» **WORK INSTRUCTIONS**: Everything in the listing except the pictures should be written out exactly.

Collected data entries
= = = = =
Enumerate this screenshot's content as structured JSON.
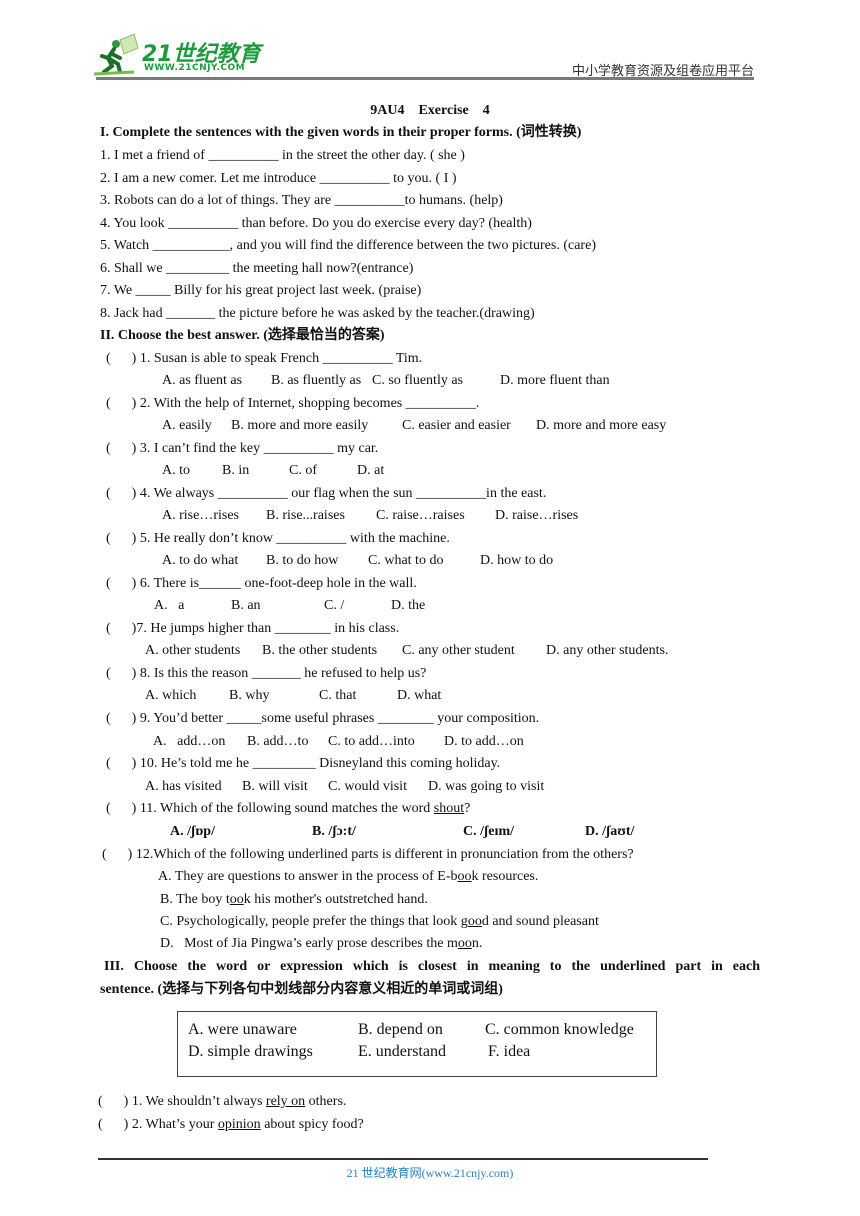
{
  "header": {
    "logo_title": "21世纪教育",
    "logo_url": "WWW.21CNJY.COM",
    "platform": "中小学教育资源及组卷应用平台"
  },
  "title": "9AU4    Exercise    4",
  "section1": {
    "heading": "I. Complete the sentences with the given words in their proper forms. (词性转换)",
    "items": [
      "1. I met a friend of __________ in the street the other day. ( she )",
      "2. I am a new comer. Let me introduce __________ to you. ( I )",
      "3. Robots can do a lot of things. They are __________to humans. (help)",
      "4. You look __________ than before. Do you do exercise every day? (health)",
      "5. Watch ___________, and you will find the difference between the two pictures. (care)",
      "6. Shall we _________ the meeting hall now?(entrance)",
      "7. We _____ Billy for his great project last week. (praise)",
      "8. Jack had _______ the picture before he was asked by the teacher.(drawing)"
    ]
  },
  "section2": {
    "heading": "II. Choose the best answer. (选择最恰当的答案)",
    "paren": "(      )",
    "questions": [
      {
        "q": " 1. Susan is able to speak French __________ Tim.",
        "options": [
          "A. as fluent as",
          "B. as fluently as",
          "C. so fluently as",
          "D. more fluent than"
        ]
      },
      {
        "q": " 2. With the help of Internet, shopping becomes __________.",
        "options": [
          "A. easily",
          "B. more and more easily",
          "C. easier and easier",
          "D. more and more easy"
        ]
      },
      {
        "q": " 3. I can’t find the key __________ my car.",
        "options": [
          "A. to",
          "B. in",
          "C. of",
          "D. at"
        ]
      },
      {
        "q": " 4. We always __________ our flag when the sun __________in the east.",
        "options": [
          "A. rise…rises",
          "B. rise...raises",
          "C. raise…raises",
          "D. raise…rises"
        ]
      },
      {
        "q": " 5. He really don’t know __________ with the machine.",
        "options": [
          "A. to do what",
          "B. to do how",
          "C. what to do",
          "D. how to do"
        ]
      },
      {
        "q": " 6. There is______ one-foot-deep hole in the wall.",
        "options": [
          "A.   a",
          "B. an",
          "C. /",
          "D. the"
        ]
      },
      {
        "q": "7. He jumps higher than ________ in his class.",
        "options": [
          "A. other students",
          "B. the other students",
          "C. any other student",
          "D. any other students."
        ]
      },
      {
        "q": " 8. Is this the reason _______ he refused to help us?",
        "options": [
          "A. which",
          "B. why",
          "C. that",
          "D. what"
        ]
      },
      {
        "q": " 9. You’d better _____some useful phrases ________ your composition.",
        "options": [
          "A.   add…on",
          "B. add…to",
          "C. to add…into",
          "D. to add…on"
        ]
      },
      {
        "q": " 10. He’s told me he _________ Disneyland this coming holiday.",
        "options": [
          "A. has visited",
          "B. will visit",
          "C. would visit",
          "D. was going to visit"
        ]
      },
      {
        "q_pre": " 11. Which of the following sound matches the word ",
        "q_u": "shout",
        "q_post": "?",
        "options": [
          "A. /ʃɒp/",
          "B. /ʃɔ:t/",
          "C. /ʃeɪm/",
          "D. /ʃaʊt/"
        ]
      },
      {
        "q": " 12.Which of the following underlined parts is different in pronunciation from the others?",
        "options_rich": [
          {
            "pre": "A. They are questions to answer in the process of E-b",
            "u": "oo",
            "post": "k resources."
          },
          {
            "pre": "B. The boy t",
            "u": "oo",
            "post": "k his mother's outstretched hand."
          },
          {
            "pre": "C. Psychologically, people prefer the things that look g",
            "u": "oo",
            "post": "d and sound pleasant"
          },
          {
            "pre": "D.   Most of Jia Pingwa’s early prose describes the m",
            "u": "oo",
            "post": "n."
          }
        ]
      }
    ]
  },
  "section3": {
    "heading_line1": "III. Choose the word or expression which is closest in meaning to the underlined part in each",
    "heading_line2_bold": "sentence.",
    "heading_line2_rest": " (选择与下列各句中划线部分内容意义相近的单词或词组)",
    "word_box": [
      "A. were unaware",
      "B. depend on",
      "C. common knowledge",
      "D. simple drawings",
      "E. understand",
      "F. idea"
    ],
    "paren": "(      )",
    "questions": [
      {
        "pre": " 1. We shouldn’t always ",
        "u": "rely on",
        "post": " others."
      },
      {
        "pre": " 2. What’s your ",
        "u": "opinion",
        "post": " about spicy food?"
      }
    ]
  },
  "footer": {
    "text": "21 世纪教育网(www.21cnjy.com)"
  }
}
= = = = =
» **OUTPUT**:
Enumerate this screenshot's content as structured JSON.
{
  "header": {
    "logo_title": "21世纪教育",
    "logo_url": "WWW.21CNJY.COM",
    "platform": "中小学教育资源及组卷应用平台"
  },
  "title": "9AU4    Exercise    4",
  "section1": {
    "heading": "I. Complete the sentences with the given words in their proper forms. (词性转换)",
    "items": [
      "1. I met a friend of __________ in the street the other day. ( she )",
      "2. I am a new comer. Let me introduce __________ to you. ( I )",
      "3. Robots can do a lot of things. They are __________to humans. (help)",
      "4. You look __________ than before. Do you do exercise every day? (health)",
      "5. Watch ___________, and you will find the difference between the two pictures. (care)",
      "6. Shall we _________ the meeting hall now?(entrance)",
      "7. We _____ Billy for his great project last week. (praise)",
      "8. Jack had _______ the picture before he was asked by the teacher.(drawing)"
    ]
  },
  "section2": {
    "heading": "II. Choose the best answer. (选择最恰当的答案)",
    "paren": "(      )",
    "questions": [
      {
        "q": " 1. Susan is able to speak French __________ Tim.",
        "options": [
          "A. as fluent as",
          "B. as fluently as",
          "C. so fluently as",
          "D. more fluent than"
        ]
      },
      {
        "q": " 2. With the help of Internet, shopping becomes __________.",
        "options": [
          "A. easily",
          "B. more and more easily",
          "C. easier and easier",
          "D. more and more easy"
        ]
      },
      {
        "q": " 3. I can’t find the key __________ my car.",
        "options": [
          "A. to",
          "B. in",
          "C. of",
          "D. at"
        ]
      },
      {
        "q": " 4. We always __________ our flag when the sun __________in the east.",
        "options": [
          "A. rise…rises",
          "B. rise...raises",
          "C. raise…raises",
          "D. raise…rises"
        ]
      },
      {
        "q": " 5. He really don’t know __________ with the machine.",
        "options": [
          "A. to do what",
          "B. to do how",
          "C. what to do",
          "D. how to do"
        ]
      },
      {
        "q": " 6. There is______ one-foot-deep hole in the wall.",
        "options": [
          "A.   a",
          "B. an",
          "C. /",
          "D. the"
        ]
      },
      {
        "q": "7. He jumps higher than ________ in his class.",
        "options": [
          "A. other students",
          "B. the other students",
          "C. any other student",
          "D. any other students."
        ]
      },
      {
        "q": " 8. Is this the reason _______ he refused to help us?",
        "options": [
          "A. which",
          "B. why",
          "C. that",
          "D. what"
        ]
      },
      {
        "q": " 9. You’d better _____some useful phrases ________ your composition.",
        "options": [
          "A.   add…on",
          "B. add…to",
          "C. to add…into",
          "D. to add…on"
        ]
      },
      {
        "q": " 10. He’s told me he _________ Disneyland this coming holiday.",
        "options": [
          "A. has visited",
          "B. will visit",
          "C. would visit",
          "D. was going to visit"
        ]
      },
      {
        "q_pre": " 11. Which of the following sound matches the word ",
        "q_u": "shout",
        "q_post": "?",
        "options": [
          "A. /ʃɒp/",
          "B. /ʃɔ:t/",
          "C. /ʃeɪm/",
          "D. /ʃaʊt/"
        ]
      },
      {
        "q": " 12.Which of the following underlined parts is different in pronunciation from the others?",
        "options_rich": [
          {
            "pre": "A. They are questions to answer in the process of E-b",
            "u": "oo",
            "post": "k resources."
          },
          {
            "pre": "B. The boy t",
            "u": "oo",
            "post": "k his mother's outstretched hand."
          },
          {
            "pre": "C. Psychologically, people prefer the things that look g",
            "u": "oo",
            "post": "d and sound pleasant"
          },
          {
            "pre": "D.   Most of Jia Pingwa’s early prose describes the m",
            "u": "oo",
            "post": "n."
          }
        ]
      }
    ]
  },
  "section3": {
    "heading_line1": "III. Choose the word or expression which is closest in meaning to the underlined part in each",
    "heading_line2_bold": "sentence.",
    "heading_line2_rest": " (选择与下列各句中划线部分内容意义相近的单词或词组)",
    "word_box": [
      "A. were unaware",
      "B. depend on",
      "C. common knowledge",
      "D. simple drawings",
      "E. understand",
      "F. idea"
    ],
    "paren": "(      )",
    "questions": [
      {
        "pre": " 1. We shouldn’t always ",
        "u": "rely on",
        "post": " others."
      },
      {
        "pre": " 2. What’s your ",
        "u": "opinion",
        "post": " about spicy food?"
      }
    ]
  },
  "footer": {
    "text": "21 世纪教育网(www.21cnjy.com)"
  }
}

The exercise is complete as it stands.